BigDumbDinosaur wrote:
cbscpe wrote:
I have decided to use a 74LS610 as the MMU.
Do you have a source for for the '610?
Yes I already have some and also some 74LS612.
BigDumbDinosaur wrote:
Also, I assume you are aware that it is a TTL device and as is typical of most such silicon, has weak fanout and may not be able to reliably drive CMOS inputs. Also, it's relatively slow...
Yes I know, but some pull-ups on the respective signals will help. The MMU takes about 70ns. I plan to have everything to settle in the PHI2 low phase, with a 14MHz W65C02 and a fast CPLD everything should be settled within approx 120ns. The initial plan was to run the system with either 4MHz or 3,6864 MHz. High-speed is not the design goal.
BigDumbDinosaur wrote:
I seem to recall that the state of the '610 is undefined at power-on. How will you get it into the above state?
There is the MM input. When set high the address inputs (MA0 to MA3) are passed through to the address pins MO8 to MO11 and address output pins MO0 to MO7 are low. I plan to have a MMU control register that has a defined state after reset and will set MM high to have a "neutral" mapping.
BigDumbDinosaur wrote:
cbscpe wrote:
$E200..$E2FF UART (one of the famous Siemens UART with FIFO and multiple channels that BDD always praises)
Actually, the UARTs I use are made by NXP. Possible candidates for your system would be the 26C92, 28L92 (the device in current use in POC V1.1) or the 28C94.

Problem description: Return the passage from the MMU discussion above between "There is the" and "or the 28C94.", inclusive, copied word for word.

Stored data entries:
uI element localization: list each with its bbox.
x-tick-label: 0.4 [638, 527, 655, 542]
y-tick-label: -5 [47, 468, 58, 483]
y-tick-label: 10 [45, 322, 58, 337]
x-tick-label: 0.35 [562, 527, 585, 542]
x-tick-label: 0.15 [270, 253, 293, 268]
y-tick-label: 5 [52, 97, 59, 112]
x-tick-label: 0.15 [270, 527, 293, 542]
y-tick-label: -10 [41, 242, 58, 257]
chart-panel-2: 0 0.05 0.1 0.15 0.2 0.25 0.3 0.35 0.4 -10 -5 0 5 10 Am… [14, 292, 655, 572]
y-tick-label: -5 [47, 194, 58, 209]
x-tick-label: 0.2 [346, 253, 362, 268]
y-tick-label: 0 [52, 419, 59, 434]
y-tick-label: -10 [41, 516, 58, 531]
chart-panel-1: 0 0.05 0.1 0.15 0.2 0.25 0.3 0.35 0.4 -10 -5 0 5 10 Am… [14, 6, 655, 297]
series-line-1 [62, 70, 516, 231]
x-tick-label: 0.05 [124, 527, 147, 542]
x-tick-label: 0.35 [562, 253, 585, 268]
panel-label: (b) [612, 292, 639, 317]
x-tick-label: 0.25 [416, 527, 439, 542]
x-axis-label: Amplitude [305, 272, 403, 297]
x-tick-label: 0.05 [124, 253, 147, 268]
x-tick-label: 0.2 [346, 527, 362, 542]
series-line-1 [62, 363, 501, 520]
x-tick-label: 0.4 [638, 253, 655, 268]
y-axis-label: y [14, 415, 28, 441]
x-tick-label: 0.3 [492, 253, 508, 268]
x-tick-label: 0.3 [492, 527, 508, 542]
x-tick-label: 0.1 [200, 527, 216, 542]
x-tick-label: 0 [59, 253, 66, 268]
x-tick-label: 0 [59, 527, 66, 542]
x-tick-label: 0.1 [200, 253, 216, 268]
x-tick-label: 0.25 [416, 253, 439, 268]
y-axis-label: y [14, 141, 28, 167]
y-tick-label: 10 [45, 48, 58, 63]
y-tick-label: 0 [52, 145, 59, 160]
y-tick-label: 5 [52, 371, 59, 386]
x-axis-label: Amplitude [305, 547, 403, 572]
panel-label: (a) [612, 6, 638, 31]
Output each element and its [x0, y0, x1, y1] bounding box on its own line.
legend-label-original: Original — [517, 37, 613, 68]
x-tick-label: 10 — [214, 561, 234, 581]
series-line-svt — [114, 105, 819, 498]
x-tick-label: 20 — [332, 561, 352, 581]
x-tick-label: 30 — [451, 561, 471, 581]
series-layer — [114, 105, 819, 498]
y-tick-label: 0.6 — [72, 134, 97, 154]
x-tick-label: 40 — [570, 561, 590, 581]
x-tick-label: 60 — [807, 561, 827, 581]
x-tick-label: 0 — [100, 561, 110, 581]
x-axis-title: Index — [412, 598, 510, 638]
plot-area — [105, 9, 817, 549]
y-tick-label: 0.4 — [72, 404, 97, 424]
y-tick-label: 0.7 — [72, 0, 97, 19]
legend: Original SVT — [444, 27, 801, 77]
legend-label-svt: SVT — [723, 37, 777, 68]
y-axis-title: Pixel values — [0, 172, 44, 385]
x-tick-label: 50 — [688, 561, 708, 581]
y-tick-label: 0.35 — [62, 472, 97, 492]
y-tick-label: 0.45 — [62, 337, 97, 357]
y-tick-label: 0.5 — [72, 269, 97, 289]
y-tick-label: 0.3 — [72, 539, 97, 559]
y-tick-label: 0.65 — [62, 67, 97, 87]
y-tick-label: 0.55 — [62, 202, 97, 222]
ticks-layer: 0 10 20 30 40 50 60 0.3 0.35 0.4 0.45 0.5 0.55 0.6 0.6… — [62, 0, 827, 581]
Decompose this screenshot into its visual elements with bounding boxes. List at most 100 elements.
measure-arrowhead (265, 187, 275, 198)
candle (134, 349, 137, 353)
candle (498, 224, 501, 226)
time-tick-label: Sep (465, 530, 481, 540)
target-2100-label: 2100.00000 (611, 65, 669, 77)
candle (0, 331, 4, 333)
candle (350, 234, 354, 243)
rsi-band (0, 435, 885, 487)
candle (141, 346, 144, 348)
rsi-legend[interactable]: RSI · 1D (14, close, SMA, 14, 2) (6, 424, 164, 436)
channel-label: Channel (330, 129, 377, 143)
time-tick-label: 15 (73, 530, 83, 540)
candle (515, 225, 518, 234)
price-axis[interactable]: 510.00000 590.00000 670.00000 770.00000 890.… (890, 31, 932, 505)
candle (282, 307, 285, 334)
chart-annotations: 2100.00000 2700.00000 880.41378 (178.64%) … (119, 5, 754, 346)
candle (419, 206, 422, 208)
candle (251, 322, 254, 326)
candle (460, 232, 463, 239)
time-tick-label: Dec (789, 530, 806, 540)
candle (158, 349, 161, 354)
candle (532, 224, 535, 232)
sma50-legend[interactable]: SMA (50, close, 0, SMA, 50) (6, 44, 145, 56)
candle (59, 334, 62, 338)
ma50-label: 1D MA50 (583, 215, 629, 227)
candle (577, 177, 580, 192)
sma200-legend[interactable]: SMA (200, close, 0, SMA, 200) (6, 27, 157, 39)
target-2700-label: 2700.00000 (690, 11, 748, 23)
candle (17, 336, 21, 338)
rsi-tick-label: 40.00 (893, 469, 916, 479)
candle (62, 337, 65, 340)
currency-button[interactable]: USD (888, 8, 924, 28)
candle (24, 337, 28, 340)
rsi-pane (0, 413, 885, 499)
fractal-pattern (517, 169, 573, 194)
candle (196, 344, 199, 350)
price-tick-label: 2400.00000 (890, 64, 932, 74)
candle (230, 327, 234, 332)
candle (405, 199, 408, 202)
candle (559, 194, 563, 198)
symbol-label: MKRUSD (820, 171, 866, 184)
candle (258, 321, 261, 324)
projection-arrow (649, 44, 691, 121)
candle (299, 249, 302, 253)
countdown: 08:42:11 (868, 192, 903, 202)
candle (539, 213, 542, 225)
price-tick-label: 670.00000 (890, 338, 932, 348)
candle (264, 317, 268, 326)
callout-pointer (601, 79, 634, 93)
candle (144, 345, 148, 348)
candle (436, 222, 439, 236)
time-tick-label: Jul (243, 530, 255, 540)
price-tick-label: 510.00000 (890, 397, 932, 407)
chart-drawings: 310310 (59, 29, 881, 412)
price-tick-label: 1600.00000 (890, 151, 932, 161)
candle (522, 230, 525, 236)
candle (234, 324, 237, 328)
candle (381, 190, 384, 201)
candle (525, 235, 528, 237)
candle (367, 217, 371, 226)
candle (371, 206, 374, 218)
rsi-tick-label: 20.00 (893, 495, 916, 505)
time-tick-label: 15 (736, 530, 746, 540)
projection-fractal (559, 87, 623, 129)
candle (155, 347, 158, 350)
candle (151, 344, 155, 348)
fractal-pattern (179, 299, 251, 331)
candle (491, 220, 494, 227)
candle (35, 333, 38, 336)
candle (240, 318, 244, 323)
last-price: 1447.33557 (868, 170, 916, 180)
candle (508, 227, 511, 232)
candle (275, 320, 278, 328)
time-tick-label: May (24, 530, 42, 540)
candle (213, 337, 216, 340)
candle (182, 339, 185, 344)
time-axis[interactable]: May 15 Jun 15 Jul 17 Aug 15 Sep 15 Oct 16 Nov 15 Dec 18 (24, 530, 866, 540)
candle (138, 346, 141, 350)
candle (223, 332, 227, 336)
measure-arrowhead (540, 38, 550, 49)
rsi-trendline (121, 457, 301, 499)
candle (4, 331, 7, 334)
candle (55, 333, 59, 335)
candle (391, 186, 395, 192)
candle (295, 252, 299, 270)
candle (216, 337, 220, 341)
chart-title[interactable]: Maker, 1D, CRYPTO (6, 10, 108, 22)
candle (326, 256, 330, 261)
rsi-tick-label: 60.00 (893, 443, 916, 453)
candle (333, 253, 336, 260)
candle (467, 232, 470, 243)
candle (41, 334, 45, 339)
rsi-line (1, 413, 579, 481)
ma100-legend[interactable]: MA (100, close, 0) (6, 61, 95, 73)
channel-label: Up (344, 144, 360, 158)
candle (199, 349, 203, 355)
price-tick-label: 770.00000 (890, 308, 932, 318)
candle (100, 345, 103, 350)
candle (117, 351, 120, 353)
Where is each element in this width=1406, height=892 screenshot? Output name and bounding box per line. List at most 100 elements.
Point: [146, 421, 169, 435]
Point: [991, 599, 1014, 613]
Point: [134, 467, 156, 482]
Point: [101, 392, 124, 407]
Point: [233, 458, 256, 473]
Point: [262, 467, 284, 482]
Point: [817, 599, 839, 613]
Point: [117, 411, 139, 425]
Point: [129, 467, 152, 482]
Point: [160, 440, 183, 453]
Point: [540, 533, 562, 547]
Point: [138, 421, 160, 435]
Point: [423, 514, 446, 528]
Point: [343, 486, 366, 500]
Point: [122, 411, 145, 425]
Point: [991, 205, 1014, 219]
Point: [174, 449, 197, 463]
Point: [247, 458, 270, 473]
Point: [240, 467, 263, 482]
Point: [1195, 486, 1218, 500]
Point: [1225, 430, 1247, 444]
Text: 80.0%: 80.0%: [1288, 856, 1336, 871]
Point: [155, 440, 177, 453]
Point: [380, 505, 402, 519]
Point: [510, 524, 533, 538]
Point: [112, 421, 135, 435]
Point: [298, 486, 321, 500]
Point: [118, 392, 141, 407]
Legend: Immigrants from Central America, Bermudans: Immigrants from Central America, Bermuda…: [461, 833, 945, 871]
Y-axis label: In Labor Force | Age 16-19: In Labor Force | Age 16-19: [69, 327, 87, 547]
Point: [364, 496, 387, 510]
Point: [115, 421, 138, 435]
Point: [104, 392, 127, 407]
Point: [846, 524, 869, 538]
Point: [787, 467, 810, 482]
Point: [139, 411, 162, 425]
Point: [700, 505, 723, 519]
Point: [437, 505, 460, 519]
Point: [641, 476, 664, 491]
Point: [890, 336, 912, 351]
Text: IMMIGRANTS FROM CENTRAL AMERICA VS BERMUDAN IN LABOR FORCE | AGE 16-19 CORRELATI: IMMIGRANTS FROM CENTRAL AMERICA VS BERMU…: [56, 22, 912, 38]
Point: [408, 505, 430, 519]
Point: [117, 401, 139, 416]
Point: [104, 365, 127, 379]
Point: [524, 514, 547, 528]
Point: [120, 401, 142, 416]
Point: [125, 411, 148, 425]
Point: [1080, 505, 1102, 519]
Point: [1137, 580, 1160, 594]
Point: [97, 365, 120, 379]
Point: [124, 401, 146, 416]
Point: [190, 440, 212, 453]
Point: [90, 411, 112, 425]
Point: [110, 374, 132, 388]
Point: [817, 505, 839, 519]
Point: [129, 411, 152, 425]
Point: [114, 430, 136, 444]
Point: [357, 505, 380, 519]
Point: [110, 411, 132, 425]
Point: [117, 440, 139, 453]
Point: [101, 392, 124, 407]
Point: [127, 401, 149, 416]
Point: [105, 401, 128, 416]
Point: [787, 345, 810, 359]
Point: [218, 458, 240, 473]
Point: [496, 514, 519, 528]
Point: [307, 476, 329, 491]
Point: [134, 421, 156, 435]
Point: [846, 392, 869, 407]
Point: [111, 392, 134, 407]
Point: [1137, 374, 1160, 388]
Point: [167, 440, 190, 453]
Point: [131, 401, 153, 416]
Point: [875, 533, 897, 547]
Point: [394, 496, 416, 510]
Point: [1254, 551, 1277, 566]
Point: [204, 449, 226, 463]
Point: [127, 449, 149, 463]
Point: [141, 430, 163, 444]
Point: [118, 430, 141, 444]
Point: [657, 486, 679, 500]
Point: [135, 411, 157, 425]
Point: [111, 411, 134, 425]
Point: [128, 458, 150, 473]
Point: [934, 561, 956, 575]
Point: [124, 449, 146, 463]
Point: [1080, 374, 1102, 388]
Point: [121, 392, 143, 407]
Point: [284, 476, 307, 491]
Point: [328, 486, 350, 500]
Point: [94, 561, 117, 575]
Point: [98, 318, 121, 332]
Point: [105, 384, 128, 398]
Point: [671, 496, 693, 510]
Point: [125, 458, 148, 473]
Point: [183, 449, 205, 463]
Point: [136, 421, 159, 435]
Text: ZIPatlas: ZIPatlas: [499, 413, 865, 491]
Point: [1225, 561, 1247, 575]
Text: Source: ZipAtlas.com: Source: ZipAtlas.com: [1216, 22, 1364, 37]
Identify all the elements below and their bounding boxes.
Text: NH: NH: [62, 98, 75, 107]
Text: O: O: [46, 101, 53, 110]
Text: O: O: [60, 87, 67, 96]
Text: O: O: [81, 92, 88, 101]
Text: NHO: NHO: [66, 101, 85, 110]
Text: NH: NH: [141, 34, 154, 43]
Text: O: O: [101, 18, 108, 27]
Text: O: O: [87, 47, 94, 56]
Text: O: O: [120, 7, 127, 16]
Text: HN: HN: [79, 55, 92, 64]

Answer below:
There is the MM input. When set high the address inputs (MA0 to MA3) are passed through to the address pins MO8 to MO11 and address output pins MO0 to MO7 are low. I plan to have a MMU control register that has a defined state after reset and will set MM high to have a "neutral" mapping.
BigDumbDinosaur wrote:
cbscpe wrote:
$E200..$E2FF UART (one of the famous Siemens UART with FIFO and multiple channels that BDD always praises)
Actually, the UARTs I use are made by NXP. Possible candidates for your system would be the 26C92, 28L92 (the device in current use in POC V1.1) or the 28C94.